Task objective
In the entries that follow, how many lines contain "image"? Answer with the number only.

Entries provided
-- START --

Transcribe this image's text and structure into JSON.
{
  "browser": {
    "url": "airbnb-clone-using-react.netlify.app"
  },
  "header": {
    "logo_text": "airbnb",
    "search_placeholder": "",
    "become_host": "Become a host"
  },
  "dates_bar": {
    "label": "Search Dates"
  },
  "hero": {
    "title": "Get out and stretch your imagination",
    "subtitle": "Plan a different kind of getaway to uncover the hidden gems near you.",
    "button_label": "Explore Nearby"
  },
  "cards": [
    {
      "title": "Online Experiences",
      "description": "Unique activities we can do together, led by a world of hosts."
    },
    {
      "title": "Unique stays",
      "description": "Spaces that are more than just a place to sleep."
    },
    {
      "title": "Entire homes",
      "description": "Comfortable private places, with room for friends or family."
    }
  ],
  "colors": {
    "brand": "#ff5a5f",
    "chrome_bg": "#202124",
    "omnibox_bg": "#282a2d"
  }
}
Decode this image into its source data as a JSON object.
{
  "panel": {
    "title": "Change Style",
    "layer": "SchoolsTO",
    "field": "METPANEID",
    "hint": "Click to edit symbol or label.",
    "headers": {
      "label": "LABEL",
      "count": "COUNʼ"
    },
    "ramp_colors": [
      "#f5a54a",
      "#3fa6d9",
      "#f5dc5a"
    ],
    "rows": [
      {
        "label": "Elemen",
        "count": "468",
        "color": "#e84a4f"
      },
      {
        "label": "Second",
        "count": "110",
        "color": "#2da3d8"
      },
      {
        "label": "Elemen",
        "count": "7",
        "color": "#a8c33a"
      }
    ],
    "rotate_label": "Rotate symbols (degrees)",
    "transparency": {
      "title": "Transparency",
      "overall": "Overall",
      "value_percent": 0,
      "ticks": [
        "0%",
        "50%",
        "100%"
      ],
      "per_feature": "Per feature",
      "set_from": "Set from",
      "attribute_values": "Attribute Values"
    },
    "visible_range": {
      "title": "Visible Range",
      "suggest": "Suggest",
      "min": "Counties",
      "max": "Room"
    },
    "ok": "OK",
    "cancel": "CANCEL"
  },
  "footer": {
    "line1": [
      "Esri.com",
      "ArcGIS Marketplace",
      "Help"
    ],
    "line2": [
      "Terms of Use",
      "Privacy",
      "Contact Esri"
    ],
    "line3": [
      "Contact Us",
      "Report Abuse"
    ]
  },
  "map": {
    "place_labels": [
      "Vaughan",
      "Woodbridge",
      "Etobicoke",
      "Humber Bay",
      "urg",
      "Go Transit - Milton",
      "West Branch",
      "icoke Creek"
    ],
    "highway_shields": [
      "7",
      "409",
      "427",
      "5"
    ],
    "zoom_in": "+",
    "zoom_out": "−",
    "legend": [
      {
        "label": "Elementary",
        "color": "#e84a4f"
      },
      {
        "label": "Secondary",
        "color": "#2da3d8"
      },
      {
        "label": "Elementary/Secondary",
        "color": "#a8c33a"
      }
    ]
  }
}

-- END --

Reply to the exercise
2